Exactly as they appear, output all of the entries.

— Start Data extract —

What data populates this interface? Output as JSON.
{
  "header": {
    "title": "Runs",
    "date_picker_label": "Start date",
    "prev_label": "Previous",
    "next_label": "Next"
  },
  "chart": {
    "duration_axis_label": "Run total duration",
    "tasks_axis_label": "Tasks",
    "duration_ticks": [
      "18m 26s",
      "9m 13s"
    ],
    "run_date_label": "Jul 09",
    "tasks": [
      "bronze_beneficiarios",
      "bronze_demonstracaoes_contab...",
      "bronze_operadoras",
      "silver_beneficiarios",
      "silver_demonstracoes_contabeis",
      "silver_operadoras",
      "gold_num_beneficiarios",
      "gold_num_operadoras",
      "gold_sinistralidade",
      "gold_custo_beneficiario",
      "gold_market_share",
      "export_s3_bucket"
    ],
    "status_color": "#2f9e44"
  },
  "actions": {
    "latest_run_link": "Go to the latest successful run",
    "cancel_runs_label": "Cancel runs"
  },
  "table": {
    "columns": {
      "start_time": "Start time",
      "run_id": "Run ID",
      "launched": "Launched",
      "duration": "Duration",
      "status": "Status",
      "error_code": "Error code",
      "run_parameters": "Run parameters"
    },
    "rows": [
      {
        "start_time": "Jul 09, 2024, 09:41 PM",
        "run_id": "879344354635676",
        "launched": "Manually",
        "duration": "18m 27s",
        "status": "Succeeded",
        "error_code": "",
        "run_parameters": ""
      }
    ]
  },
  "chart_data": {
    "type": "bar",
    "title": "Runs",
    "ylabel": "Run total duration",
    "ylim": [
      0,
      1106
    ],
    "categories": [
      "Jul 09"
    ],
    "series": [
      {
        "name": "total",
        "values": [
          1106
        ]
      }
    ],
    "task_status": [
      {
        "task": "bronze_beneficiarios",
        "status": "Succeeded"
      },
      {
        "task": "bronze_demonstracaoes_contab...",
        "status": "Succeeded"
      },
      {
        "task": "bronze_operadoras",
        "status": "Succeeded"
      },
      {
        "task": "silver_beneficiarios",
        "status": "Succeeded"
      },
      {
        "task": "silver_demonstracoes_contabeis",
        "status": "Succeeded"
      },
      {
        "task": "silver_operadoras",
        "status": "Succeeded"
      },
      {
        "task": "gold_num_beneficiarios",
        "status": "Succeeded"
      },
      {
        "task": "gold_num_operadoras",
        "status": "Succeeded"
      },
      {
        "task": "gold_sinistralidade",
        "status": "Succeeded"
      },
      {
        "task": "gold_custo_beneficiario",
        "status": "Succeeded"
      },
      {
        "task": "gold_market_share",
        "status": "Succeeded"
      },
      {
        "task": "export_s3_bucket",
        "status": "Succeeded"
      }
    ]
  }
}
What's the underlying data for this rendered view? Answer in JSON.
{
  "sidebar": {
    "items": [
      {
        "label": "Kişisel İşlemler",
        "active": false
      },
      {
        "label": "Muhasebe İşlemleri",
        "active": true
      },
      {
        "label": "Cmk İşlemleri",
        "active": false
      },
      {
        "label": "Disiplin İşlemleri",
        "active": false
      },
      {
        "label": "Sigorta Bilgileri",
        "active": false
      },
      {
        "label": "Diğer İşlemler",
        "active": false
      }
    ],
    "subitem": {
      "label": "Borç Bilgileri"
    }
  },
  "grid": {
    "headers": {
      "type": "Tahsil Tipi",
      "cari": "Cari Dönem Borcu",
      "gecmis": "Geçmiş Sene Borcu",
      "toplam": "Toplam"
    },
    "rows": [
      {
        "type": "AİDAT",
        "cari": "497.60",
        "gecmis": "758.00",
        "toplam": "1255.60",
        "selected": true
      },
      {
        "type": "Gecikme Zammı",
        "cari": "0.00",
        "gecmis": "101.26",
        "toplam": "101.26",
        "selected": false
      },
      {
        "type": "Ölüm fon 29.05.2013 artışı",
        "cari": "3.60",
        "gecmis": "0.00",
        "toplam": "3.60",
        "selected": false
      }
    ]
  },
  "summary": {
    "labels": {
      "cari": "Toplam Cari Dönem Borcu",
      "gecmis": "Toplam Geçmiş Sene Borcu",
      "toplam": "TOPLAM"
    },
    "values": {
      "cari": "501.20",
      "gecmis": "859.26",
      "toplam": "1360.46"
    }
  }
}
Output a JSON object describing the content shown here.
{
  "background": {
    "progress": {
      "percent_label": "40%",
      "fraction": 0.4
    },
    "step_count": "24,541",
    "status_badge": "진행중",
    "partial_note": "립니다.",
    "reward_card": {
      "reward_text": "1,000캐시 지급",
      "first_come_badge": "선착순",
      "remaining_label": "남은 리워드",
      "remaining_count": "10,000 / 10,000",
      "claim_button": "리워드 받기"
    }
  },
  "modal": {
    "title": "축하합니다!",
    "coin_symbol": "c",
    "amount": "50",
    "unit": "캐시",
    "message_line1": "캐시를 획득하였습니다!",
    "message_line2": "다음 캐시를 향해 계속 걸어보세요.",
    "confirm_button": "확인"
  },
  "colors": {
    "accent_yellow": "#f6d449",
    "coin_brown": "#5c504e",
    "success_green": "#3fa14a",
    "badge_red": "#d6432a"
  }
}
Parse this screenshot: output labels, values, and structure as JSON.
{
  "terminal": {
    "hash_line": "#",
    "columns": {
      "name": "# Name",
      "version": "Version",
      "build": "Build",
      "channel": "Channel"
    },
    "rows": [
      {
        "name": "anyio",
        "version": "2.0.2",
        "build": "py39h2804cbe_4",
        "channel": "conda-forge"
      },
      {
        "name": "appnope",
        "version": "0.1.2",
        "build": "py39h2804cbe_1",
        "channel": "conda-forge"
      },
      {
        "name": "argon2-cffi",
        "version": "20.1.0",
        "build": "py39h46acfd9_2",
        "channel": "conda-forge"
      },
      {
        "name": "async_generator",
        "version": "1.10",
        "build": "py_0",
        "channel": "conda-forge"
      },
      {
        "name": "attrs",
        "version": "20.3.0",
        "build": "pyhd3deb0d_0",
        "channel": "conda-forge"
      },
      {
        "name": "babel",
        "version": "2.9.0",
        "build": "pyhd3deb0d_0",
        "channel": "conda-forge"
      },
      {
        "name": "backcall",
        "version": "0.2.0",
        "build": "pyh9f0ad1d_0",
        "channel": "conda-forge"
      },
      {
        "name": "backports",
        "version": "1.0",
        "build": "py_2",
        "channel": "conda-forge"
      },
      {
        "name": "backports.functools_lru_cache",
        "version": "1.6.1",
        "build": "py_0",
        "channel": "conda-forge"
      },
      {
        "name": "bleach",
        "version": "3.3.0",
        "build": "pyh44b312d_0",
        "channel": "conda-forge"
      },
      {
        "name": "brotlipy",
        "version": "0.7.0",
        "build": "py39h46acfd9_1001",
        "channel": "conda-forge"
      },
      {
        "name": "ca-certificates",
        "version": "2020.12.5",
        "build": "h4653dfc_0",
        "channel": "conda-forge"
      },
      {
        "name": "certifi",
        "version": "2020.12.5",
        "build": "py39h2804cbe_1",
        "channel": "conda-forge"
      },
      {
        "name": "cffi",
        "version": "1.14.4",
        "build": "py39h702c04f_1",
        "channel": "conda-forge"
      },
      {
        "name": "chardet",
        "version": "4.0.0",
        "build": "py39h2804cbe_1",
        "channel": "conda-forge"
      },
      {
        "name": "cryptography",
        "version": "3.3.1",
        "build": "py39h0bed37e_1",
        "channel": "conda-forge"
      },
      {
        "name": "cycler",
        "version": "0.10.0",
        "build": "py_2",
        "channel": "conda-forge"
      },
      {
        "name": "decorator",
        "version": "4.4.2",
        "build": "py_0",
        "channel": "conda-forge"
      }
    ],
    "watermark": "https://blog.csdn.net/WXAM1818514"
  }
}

— End Data extract —

Written answer
What data populates this interface? Output as JSON.
{
  "header": {
    "title": "Runs",
    "date_picker_label": "Start date",
    "prev_label": "Previous",
    "next_label": "Next"
  },
  "chart": {
    "duration_axis_label": "Run total duration",
    "tasks_axis_label": "Tasks",
    "duration_ticks": [
      "18m 26s",
      "9m 13s"
    ],
    "run_date_label": "Jul 09",
    "tasks": [
      "bronze_beneficiarios",
      "bronze_demonstracaoes_contab...",
      "bronze_operadoras",
      "silver_beneficiarios",
      "silver_demonstracoes_contabeis",
      "silver_operadoras",
      "gold_num_beneficiarios",
      "gold_num_operadoras",
      "gold_sinistralidade",
      "gold_custo_beneficiario",
      "gold_market_share",
      "export_s3_bucket"
    ],
    "status_color": "#2f9e44"
  },
  "actions": {
    "latest_run_link": "Go to the latest successful run",
    "cancel_runs_label": "Cancel runs"
  },
  "table": {
    "columns": {
      "start_time": "Start time",
      "run_id": "Run ID",
      "launched": "Launched",
      "duration": "Duration",
      "status": "Status",
      "error_code": "Error code",
      "run_parameters": "Run parameters"
    },
    "rows": [
      {
        "start_time": "Jul 09, 2024, 09:41 PM",
        "run_id": "879344354635676",
        "launched": "Manually",
        "duration": "18m 27s",
        "status": "Succeeded",
        "error_code": "",
        "run_parameters": ""
      }
    ]
  },
  "chart_data": {
    "type": "bar",
    "title": "Runs",
    "ylabel": "Run total duration",
    "ylim": [
      0,
      1106
    ],
    "categories": [
      "Jul 09"
    ],
    "series": [
      {
        "name": "total",
        "values": [
          1106
        ]
      }
    ],
    "task_status": [
      {
        "task": "bronze_beneficiarios",
        "status": "Succeeded"
      },
      {
        "task": "bronze_demonstracaoes_contab...",
        "status": "Succeeded"
      },
      {
        "task": "bronze_operadoras",
        "status": "Succeeded"
      },
      {
        "task": "silver_beneficiarios",
        "status": "Succeeded"
      },
      {
        "task": "silver_demonstracoes_contabeis",
        "status": "Succeeded"
      },
      {
        "task": "silver_operadoras",
        "status": "Succeeded"
      },
      {
        "task": "gold_num_beneficiarios",
        "status": "Succeeded"
      },
      {
        "task": "gold_num_operadoras",
        "status": "Succeeded"
      },
      {
        "task": "gold_sinistralidade",
        "status": "Succeeded"
      },
      {
        "task": "gold_custo_beneficiario",
        "status": "Succeeded"
      },
      {
        "task": "gold_market_share",
        "status": "Succeeded"
      },
      {
        "task": "export_s3_bucket",
        "status": "Succeeded"
      }
    ]
  }
}
What's the underlying data for this rendered view? Answer in JSON.
{
  "sidebar": {
    "items": [
      {
        "label": "Kişisel İşlemler",
        "active": false
      },
      {
        "label": "Muhasebe İşlemleri",
        "active": true
      },
      {
        "label": "Cmk İşlemleri",
        "active": false
      },
      {
        "label": "Disiplin İşlemleri",
        "active": false
      },
      {
        "label": "Sigorta Bilgileri",
        "active": false
      },
      {
        "label": "Diğer İşlemler",
        "active": false
      }
    ],
    "subitem": {
      "label": "Borç Bilgileri"
    }
  },
  "grid": {
    "headers": {
      "type": "Tahsil Tipi",
      "cari": "Cari Dönem Borcu",
      "gecmis": "Geçmiş Sene Borcu",
      "toplam": "Toplam"
    },
    "rows": [
      {
        "type": "AİDAT",
        "cari": "497.60",
        "gecmis": "758.00",
        "toplam": "1255.60",
        "selected": true
      },
      {
        "type": "Gecikme Zammı",
        "cari": "0.00",
        "gecmis": "101.26",
        "toplam": "101.26",
        "selected": false
      },
      {
        "type": "Ölüm fon 29.05.2013 artışı",
        "cari": "3.60",
        "gecmis": "0.00",
        "toplam": "3.60",
        "selected": false
      }
    ]
  },
  "summary": {
    "labels": {
      "cari": "Toplam Cari Dönem Borcu",
      "gecmis": "Toplam Geçmiş Sene Borcu",
      "toplam": "TOPLAM"
    },
    "values": {
      "cari": "501.20",
      "gecmis": "859.26",
      "toplam": "1360.46"
    }
  }
}
Output a JSON object describing the content shown here.
{
  "background": {
    "progress": {
      "percent_label": "40%",
      "fraction": 0.4
    },
    "step_count": "24,541",
    "status_badge": "진행중",
    "partial_note": "립니다.",
    "reward_card": {
      "reward_text": "1,000캐시 지급",
      "first_come_badge": "선착순",
      "remaining_label": "남은 리워드",
      "remaining_count": "10,000 / 10,000",
      "claim_button": "리워드 받기"
    }
  },
  "modal": {
    "title": "축하합니다!",
    "coin_symbol": "c",
    "amount": "50",
    "unit": "캐시",
    "message_line1": "캐시를 획득하였습니다!",
    "message_line2": "다음 캐시를 향해 계속 걸어보세요.",
    "confirm_button": "확인"
  },
  "colors": {
    "accent_yellow": "#f6d449",
    "coin_brown": "#5c504e",
    "success_green": "#3fa14a",
    "badge_red": "#d6432a"
  }
}
Parse this screenshot: output labels, values, and structure as JSON.
{
  "terminal": {
    "hash_line": "#",
    "columns": {
      "name": "# Name",
      "version": "Version",
      "build": "Build",
      "channel": "Channel"
    },
    "rows": [
      {
        "name": "anyio",
        "version": "2.0.2",
        "build": "py39h2804cbe_4",
        "channel": "conda-forge"
      },
      {
        "name": "appnope",
        "version": "0.1.2",
        "build": "py39h2804cbe_1",
        "channel": "conda-forge"
      },
      {
        "name": "argon2-cffi",
        "version": "20.1.0",
        "build": "py39h46acfd9_2",
        "channel": "conda-forge"
      },
      {
        "name": "async_generator",
        "version": "1.10",
        "build": "py_0",
        "channel": "conda-forge"
      },
      {
        "name": "attrs",
        "version": "20.3.0",
        "build": "pyhd3deb0d_0",
        "channel": "conda-forge"
      },
      {
        "name": "babel",
        "version": "2.9.0",
        "build": "pyhd3deb0d_0",
        "channel": "conda-forge"
      },
      {
        "name": "backcall",
        "version": "0.2.0",
        "build": "pyh9f0ad1d_0",
        "channel": "conda-forge"
      },
      {
        "name": "backports",
        "version": "1.0",
        "build": "py_2",
        "channel": "conda-forge"
      },
      {
        "name": "backports.functools_lru_cache",
        "version": "1.6.1",
        "build": "py_0",
        "channel": "conda-forge"
      },
      {
        "name": "bleach",
        "version": "3.3.0",
        "build": "pyh44b312d_0",
        "channel": "conda-forge"
      },
      {
        "name": "brotlipy",
        "version": "0.7.0",
        "build": "py39h46acfd9_1001",
        "channel": "conda-forge"
      },
      {
        "name": "ca-certificates",
        "version": "2020.12.5",
        "build": "h4653dfc_0",
        "channel": "conda-forge"
      },
      {
        "name": "certifi",
        "version": "2020.12.5",
        "build": "py39h2804cbe_1",
        "channel": "conda-forge"
      },
      {
        "name": "cffi",
        "version": "1.14.4",
        "build": "py39h702c04f_1",
        "channel": "conda-forge"
      },
      {
        "name": "chardet",
        "version": "4.0.0",
        "build": "py39h2804cbe_1",
        "channel": "conda-forge"
      },
      {
        "name": "cryptography",
        "version": "3.3.1",
        "build": "py39h0bed37e_1",
        "channel": "conda-forge"
      },
      {
        "name": "cycler",
        "version": "0.10.0",
        "build": "py_2",
        "channel": "conda-forge"
      },
      {
        "name": "decorator",
        "version": "4.4.2",
        "build": "py_0",
        "channel": "conda-forge"
      }
    ],
    "watermark": "https://blog.csdn.net/WXAM1818514"
  }
}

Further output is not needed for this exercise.